- What is being asked
Reproduce every entry exactly, without alteration.

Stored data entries
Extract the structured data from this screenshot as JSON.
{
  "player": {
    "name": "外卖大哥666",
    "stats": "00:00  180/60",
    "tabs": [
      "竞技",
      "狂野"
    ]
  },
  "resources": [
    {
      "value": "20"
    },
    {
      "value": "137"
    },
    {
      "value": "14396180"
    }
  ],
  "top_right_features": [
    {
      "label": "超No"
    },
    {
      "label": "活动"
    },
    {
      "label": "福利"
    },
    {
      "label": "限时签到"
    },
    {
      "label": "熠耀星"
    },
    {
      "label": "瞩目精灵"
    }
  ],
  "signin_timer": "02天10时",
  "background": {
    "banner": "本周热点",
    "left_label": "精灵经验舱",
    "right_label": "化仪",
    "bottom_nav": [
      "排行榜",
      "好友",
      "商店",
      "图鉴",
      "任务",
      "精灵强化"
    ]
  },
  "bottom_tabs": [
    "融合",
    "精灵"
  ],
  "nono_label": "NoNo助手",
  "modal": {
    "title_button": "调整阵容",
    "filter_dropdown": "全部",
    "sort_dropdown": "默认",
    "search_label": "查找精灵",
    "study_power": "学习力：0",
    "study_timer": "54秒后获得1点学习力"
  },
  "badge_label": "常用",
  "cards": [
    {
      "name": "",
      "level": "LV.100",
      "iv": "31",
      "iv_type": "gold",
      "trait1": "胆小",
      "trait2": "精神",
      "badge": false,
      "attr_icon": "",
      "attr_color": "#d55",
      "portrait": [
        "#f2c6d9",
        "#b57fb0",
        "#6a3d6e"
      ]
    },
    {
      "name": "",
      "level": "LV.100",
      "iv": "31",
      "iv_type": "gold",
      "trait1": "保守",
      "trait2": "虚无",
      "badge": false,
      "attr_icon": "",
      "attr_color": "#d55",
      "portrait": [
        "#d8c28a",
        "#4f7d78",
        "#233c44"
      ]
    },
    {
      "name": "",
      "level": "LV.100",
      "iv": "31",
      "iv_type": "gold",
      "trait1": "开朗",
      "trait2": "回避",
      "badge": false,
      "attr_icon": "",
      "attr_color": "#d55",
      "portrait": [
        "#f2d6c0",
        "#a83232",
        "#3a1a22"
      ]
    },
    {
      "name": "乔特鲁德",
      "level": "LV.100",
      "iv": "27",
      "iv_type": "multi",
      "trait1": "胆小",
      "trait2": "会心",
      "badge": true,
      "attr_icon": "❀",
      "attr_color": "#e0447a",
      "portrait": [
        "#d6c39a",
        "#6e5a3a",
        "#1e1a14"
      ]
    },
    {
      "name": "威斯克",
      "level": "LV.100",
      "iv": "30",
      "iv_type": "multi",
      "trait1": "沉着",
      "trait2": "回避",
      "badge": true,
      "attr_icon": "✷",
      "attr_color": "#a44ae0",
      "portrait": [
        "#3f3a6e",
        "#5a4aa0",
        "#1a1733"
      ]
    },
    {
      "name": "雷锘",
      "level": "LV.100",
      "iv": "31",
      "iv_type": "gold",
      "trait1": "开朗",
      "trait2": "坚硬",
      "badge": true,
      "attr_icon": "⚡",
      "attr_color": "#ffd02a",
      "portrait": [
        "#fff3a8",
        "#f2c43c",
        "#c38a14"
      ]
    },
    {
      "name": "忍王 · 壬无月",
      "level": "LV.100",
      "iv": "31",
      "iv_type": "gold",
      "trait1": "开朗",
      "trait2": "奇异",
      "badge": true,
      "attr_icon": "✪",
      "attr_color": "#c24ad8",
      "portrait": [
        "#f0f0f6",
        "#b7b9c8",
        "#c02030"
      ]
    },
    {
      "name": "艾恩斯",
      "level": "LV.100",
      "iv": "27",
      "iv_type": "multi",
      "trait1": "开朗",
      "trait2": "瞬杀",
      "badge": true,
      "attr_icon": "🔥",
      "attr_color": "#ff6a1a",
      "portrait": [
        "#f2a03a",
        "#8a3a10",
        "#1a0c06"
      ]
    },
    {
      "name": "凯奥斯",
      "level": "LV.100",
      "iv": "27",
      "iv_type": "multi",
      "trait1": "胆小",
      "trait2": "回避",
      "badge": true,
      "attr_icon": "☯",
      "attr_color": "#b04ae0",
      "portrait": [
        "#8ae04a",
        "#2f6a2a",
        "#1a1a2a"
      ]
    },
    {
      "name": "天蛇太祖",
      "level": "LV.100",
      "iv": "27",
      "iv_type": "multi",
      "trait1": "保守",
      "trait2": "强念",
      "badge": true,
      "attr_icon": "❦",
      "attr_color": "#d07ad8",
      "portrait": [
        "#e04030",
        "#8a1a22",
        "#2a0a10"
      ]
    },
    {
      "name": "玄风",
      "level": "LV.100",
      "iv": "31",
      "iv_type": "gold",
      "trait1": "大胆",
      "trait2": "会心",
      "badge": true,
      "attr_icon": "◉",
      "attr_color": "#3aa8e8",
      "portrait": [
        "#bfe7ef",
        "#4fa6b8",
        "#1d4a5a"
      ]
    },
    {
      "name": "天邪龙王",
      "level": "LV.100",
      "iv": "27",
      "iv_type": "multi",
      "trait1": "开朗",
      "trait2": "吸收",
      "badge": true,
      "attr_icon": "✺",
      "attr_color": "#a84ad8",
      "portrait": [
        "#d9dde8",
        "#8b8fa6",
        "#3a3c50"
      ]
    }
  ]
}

- The reply
Extract the structured data from this screenshot as JSON.
{
  "player": {
    "name": "外卖大哥666",
    "stats": "00:00  180/60",
    "tabs": [
      "竞技",
      "狂野"
    ]
  },
  "resources": [
    {
      "value": "20"
    },
    {
      "value": "137"
    },
    {
      "value": "14396180"
    }
  ],
  "top_right_features": [
    {
      "label": "超No"
    },
    {
      "label": "活动"
    },
    {
      "label": "福利"
    },
    {
      "label": "限时签到"
    },
    {
      "label": "熠耀星"
    },
    {
      "label": "瞩目精灵"
    }
  ],
  "signin_timer": "02天10时",
  "background": {
    "banner": "本周热点",
    "left_label": "精灵经验舱",
    "right_label": "化仪",
    "bottom_nav": [
      "排行榜",
      "好友",
      "商店",
      "图鉴",
      "任务",
      "精灵强化"
    ]
  },
  "bottom_tabs": [
    "融合",
    "精灵"
  ],
  "nono_label": "NoNo助手",
  "modal": {
    "title_button": "调整阵容",
    "filter_dropdown": "全部",
    "sort_dropdown": "默认",
    "search_label": "查找精灵",
    "study_power": "学习力：0",
    "study_timer": "54秒后获得1点学习力"
  },
  "badge_label": "常用",
  "cards": [
    {
      "name": "",
      "level": "LV.100",
      "iv": "31",
      "iv_type": "gold",
      "trait1": "胆小",
      "trait2": "精神",
      "badge": false,
      "attr_icon": "",
      "attr_color": "#d55",
      "portrait": [
        "#f2c6d9",
        "#b57fb0",
        "#6a3d6e"
      ]
    },
    {
      "name": "",
      "level": "LV.100",
      "iv": "31",
      "iv_type": "gold",
      "trait1": "保守",
      "trait2": "虚无",
      "badge": false,
      "attr_icon": "",
      "attr_color": "#d55",
      "portrait": [
        "#d8c28a",
        "#4f7d78",
        "#233c44"
      ]
    },
    {
      "name": "",
      "level": "LV.100",
      "iv": "31",
      "iv_type": "gold",
      "trait1": "开朗",
      "trait2": "回避",
      "badge": false,
      "attr_icon": "",
      "attr_color": "#d55",
      "portrait": [
        "#f2d6c0",
        "#a83232",
        "#3a1a22"
      ]
    },
    {
      "name": "乔特鲁德",
      "level": "LV.100",
      "iv": "27",
      "iv_type": "multi",
      "trait1": "胆小",
      "trait2": "会心",
      "badge": true,
      "attr_icon": "❀",
      "attr_color": "#e0447a",
      "portrait": [
        "#d6c39a",
        "#6e5a3a",
        "#1e1a14"
      ]
    },
    {
      "name": "威斯克",
      "level": "LV.100",
      "iv": "30",
      "iv_type": "multi",
      "trait1": "沉着",
      "trait2": "回避",
      "badge": true,
      "attr_icon": "✷",
      "attr_color": "#a44ae0",
      "portrait": [
        "#3f3a6e",
        "#5a4aa0",
        "#1a1733"
      ]
    },
    {
      "name": "雷锘",
      "level": "LV.100",
      "iv": "31",
      "iv_type": "gold",
      "trait1": "开朗",
      "trait2": "坚硬",
      "badge": true,
      "attr_icon": "⚡",
      "attr_color": "#ffd02a",
      "portrait": [
        "#fff3a8",
        "#f2c43c",
        "#c38a14"
      ]
    },
    {
      "name": "忍王 · 壬无月",
      "level": "LV.100",
      "iv": "31",
      "iv_type": "gold",
      "trait1": "开朗",
      "trait2": "奇异",
      "badge": true,
      "attr_icon": "✪",
      "attr_color": "#c24ad8",
      "portrait": [
        "#f0f0f6",
        "#b7b9c8",
        "#c02030"
      ]
    },
    {
      "name": "艾恩斯",
      "level": "LV.100",
      "iv": "27",
      "iv_type": "multi",
      "trait1": "开朗",
      "trait2": "瞬杀",
      "badge": true,
      "attr_icon": "🔥",
      "attr_color": "#ff6a1a",
      "portrait": [
        "#f2a03a",
        "#8a3a10",
        "#1a0c06"
      ]
    },
    {
      "name": "凯奥斯",
      "level": "LV.100",
      "iv": "27",
      "iv_type": "multi",
      "trait1": "胆小",
      "trait2": "回避",
      "badge": true,
      "attr_icon": "☯",
      "attr_color": "#b04ae0",
      "portrait": [
        "#8ae04a",
        "#2f6a2a",
        "#1a1a2a"
      ]
    },
    {
      "name": "天蛇太祖",
      "level": "LV.100",
      "iv": "27",
      "iv_type": "multi",
      "trait1": "保守",
      "trait2": "强念",
      "badge": true,
      "attr_icon": "❦",
      "attr_color": "#d07ad8",
      "portrait": [
        "#e04030",
        "#8a1a22",
        "#2a0a10"
      ]
    },
    {
      "name": "玄风",
      "level": "LV.100",
      "iv": "31",
      "iv_type": "gold",
      "trait1": "大胆",
      "trait2": "会心",
      "badge": true,
      "attr_icon": "◉",
      "attr_color": "#3aa8e8",
      "portrait": [
        "#bfe7ef",
        "#4fa6b8",
        "#1d4a5a"
      ]
    },
    {
      "name": "天邪龙王",
      "level": "LV.100",
      "iv": "27",
      "iv_type": "multi",
      "trait1": "开朗",
      "trait2": "吸收",
      "badge": true,
      "attr_icon": "✺",
      "attr_color": "#a84ad8",
      "portrait": [
        "#d9dde8",
        "#8b8fa6",
        "#3a3c50"
      ]
    }
  ]
}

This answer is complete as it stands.